Such a grant is one of property rights in perpetuity unless limited in duration by the grant itself or by a limitation imposed by the general law of the state or by the corporate powers of the municipality.
The powers of municipalities of Kentucky to grant licenses in the streets for telephones were not limited in 1889 as to time, and, under a charter provision giving power to regulate streets and alleys, a municipality had ample power to grant a franchise to a telephone company to place and maintain poles and wires thereon.
A corporation is capable of taking a grant of street rights of longer duration than its own corporate existence if the grant expressly inures to the benefit of the grantees, assigns and successors. St. Clair Turnpike Co. v. Illinois, 96 U. S. 63, distinguished.
A reservation to alter or amend in a municipal ordinance, granting rights in the streets to a corporation to carry on a public utility as the necessities of the city demand, is simply a reservation of police
control incidental to the unabridgeable police power, and does not reserve a right to revoke or repeal the ordinance itself.
While the power to destroy contract rights may be reserved by a municipality in the ordinance granting them, the reservation must be clear and explicit.
An ordinance requiring a telephone corporation to remove from the streets its poles and wires which had been placed there under a former ordinance granting permission so to do without specifying any period, or else pay a rental not prescribed in the original ordinance, held unconstitutional under the contract clause of the federal Constitution. Greenwood v. Freight Co., 105 U. S. 13, distinguished.
Where, under the statutes of the state, a corporation formed by consolidation of several previously existing corporations becomes by express terms vested with all the assets of such constituent corporations, rights in the streets under municipal ordinances pass to the new corporation and such rights are protected against impairment by the contract clause of the federal Constitution.
Where the judgment itself makes the opinion a part of the record, the bar of the judgment is confined to those questions to which the opinion expressly declares the litigation was limited.
This case involves the nature and duration of the right of the telephone company to maintain its poles and wires upon the streets of the City of Owensboro. The ordinance under which it, or its predecessors in right, title, and property, have maintained a telephone system in the City of Owensboro was passed on December 4, 1889. Inasmuch as it contains several provisions which require consideration, it is set out in full in the margin. *
The grantee under that ordinance at once proceeded to erect its plant and to place its poles and wires upon the streets, and it and its successors and assigns have ever since maintained and operated a telephone system. The city
has used the company's poles for the maintenance of its fire alarm service, and has had the benefit of a free public telephone service for municipal purposes.

_Parts of the exercise_
1. Using the telephone franchise passage, decide whether each statement agrees with it. Answer yes or no and quote the words that decide it.
(a) The ordinance covering the telephone system in the City of Owensboro was passed on December 4, 1889.
(b) A reservation to alter or amend in a municipal ordinance reserves a right to revoke the ordinance.
(c) The city has used the company's poles for its fire alarm service.
2. Which case does the telephone franchise passage distinguish in its statement that a corporation can take street rights lasting longer than its own existence?
3. Rewrite the stretch of the telephone franchise passage from "A corporation is" through "the ordinance itself.", replacing "police" with "regulatory".

_Data_
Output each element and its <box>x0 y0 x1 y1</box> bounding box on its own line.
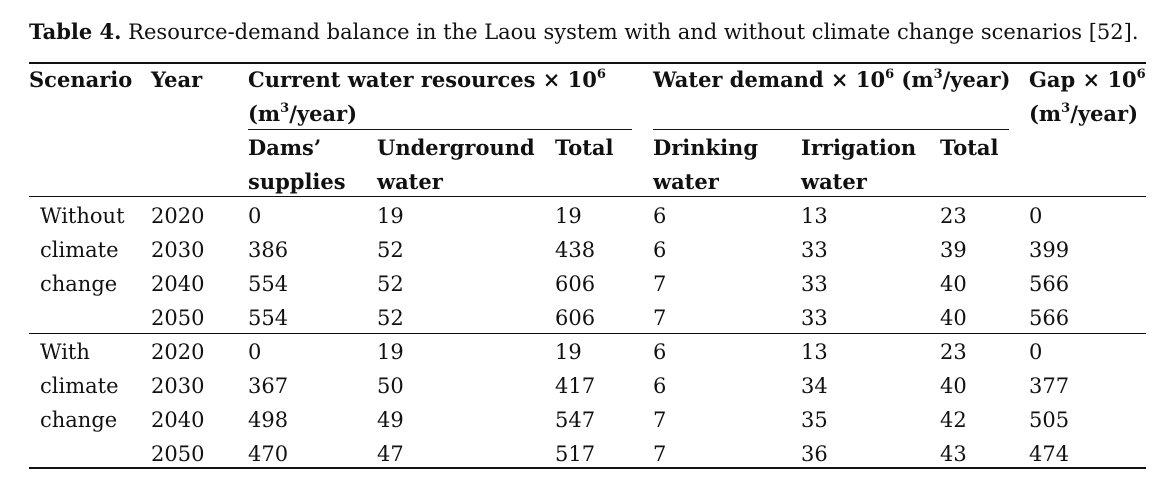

_Exercise responses_
1.
(a) Yes: "was passed on December 4, 1889"
(b) No: "does not reserve a right to revoke or repeal the ordinance itself"
(c) Yes: "has used the company's poles for the maintenance of its fire alarm service"

2. St. Clair Turnpike Co. v. Illinois, 96 U. S. 63.

3.
A corporation is capable of taking a grant of street rights of longer duration than its own corporate existence if the grant expressly inures to the benefit of the grantees, assigns and successors. St. Clair Turnpike Co. v. Illinois, 96 U. S. 63, distinguished.
A reservation to alter or amend in a municipal ordinance, granting rights in the streets to a corporation to carry on a public utility as the necessities of the city demand, is simply a reservation of regulatory
control incidental to the unabridgeable regulatory power, and does not reserve a right to revoke or repeal the ordinance itself.